• Brief:
Gather the lines below that include the string "Measurements", copying each in full.

<<<<

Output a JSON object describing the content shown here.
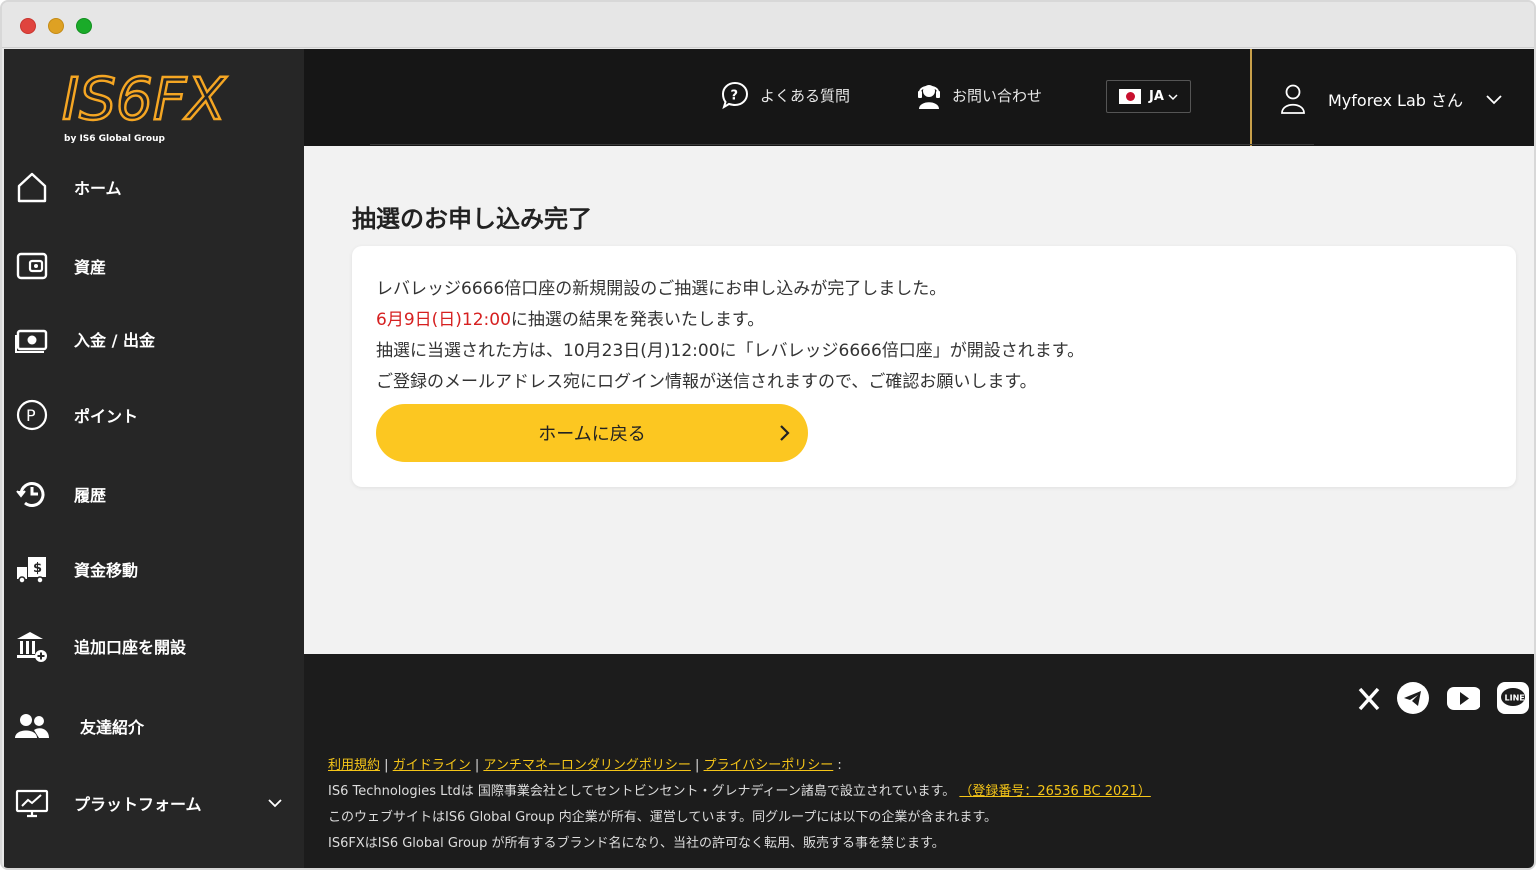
{
  "logo": {
    "text": "IS6FX",
    "sub": "by IS6 Global Group"
  },
  "sidebar": {
    "items": [
      {
        "label": "ホーム",
        "icon": "home-icon"
      },
      {
        "label": "資産",
        "icon": "wallet-icon"
      },
      {
        "label": "入金 / 出金",
        "icon": "cash-icon"
      },
      {
        "label": "ポイント",
        "icon": "points-icon"
      },
      {
        "label": "履歴",
        "icon": "history-icon"
      },
      {
        "label": "資金移動",
        "icon": "transfer-icon"
      },
      {
        "label": "追加口座を開設",
        "icon": "bank-add-icon"
      },
      {
        "label": "友達紹介",
        "icon": "friends-icon"
      },
      {
        "label": "プラットフォーム",
        "icon": "monitor-icon"
      }
    ]
  },
  "header": {
    "faq": "よくある質問",
    "contact": "お問い合わせ",
    "lang": "JA",
    "user": "Myforex Lab さん"
  },
  "main": {
    "title": "抽選のお申し込み完了",
    "line1": "レバレッジ6666倍口座の新規開設のご抽選にお申し込みが完了しました。",
    "line2_red": "6月9日(日)12:00",
    "line2_rest": "に抽選の結果を発表いたします。",
    "line3": "抽選に当選された方は、10月23日(月)12:00に「レバレッジ6666倍口座」が開設されます。",
    "line4": "ご登録のメールアドレス宛にログイン情報が送信されますので、ご確認お願いします。",
    "button": "ホームに戻る"
  },
  "footer": {
    "links": [
      "利用規約",
      "ガイドライン",
      "アンチマネーロンダリングポリシー",
      "プライバシーポリシー"
    ],
    "sep": "|",
    "colon": ":",
    "line1": "IS6 Technologies Ltdは 国際事業会社としてセントビンセント・グレナディーン諸島で設立されています。",
    "reg": "（登録番号：26536 BC 2021）",
    "line2": "このウェブサイトはIS6 Global Group 内企業が所有、運営しています。同グループには以下の企業が含まれます。",
    "line3": "IS6FXはIS6 Global Group が所有するブランド名になり、当社の許可なく転用、販売する事を禁じます。"
  },
  "colors": {
    "accent": "#fcc721",
    "sidebar": "#262626",
    "header": "#161616",
    "red": "#d62020"
  }
}
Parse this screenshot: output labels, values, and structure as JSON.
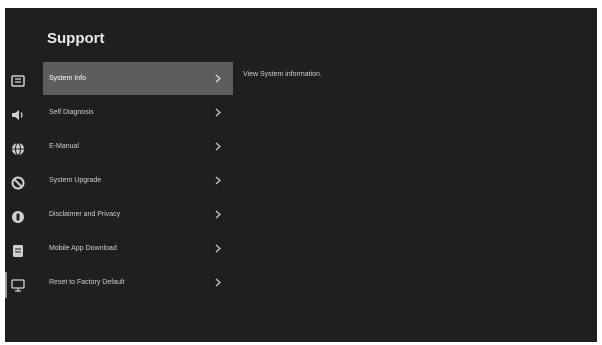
{
  "page": {
    "title": "Support",
    "description": "View System information."
  },
  "menu": {
    "items": [
      {
        "label": "System Info",
        "icon": "info-card-icon",
        "selected": true
      },
      {
        "label": "Self Diagnosis",
        "icon": "speaker-sound-icon",
        "selected": false
      },
      {
        "label": "E-Manual",
        "icon": "globe-icon",
        "selected": false
      },
      {
        "label": "System Upgrade",
        "icon": "blocked-circle-icon",
        "selected": false
      },
      {
        "label": "Disclaimer and Privacy",
        "icon": "shield-badge-icon",
        "selected": false
      },
      {
        "label": "Mobile App Download",
        "icon": "phone-app-icon",
        "selected": false
      },
      {
        "label": "Reset to Factory Default",
        "icon": "monitor-icon",
        "selected": false
      }
    ]
  },
  "colors": {
    "background": "#1f1f1f",
    "selected_row": "#5d5d5d",
    "text": "#cfcfcf",
    "title": "#e8e8e8"
  }
}
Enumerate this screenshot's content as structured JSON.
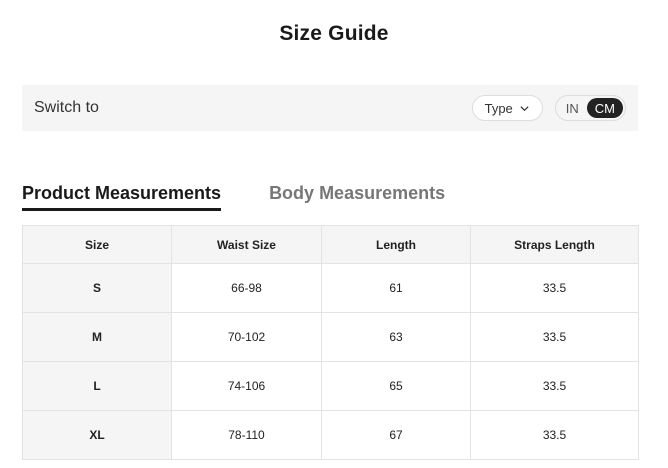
{
  "title": "Size Guide",
  "switch_bar": {
    "label": "Switch to",
    "type_select": "Type",
    "units": [
      "IN",
      "CM"
    ],
    "active_unit": "CM"
  },
  "tabs": [
    {
      "label": "Product Measurements",
      "active": true
    },
    {
      "label": "Body Measurements",
      "active": false
    }
  ],
  "table": {
    "headers": [
      "Size",
      "Waist Size",
      "Length",
      "Straps Length"
    ],
    "rows": [
      [
        "S",
        "66-98",
        "61",
        "33.5"
      ],
      [
        "M",
        "70-102",
        "63",
        "33.5"
      ],
      [
        "L",
        "74-106",
        "65",
        "33.5"
      ],
      [
        "XL",
        "78-110",
        "67",
        "33.5"
      ]
    ]
  }
}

>>>>

• Result of the exercise:
      "label": "Product Measurements",
      "label": "Body Measurements",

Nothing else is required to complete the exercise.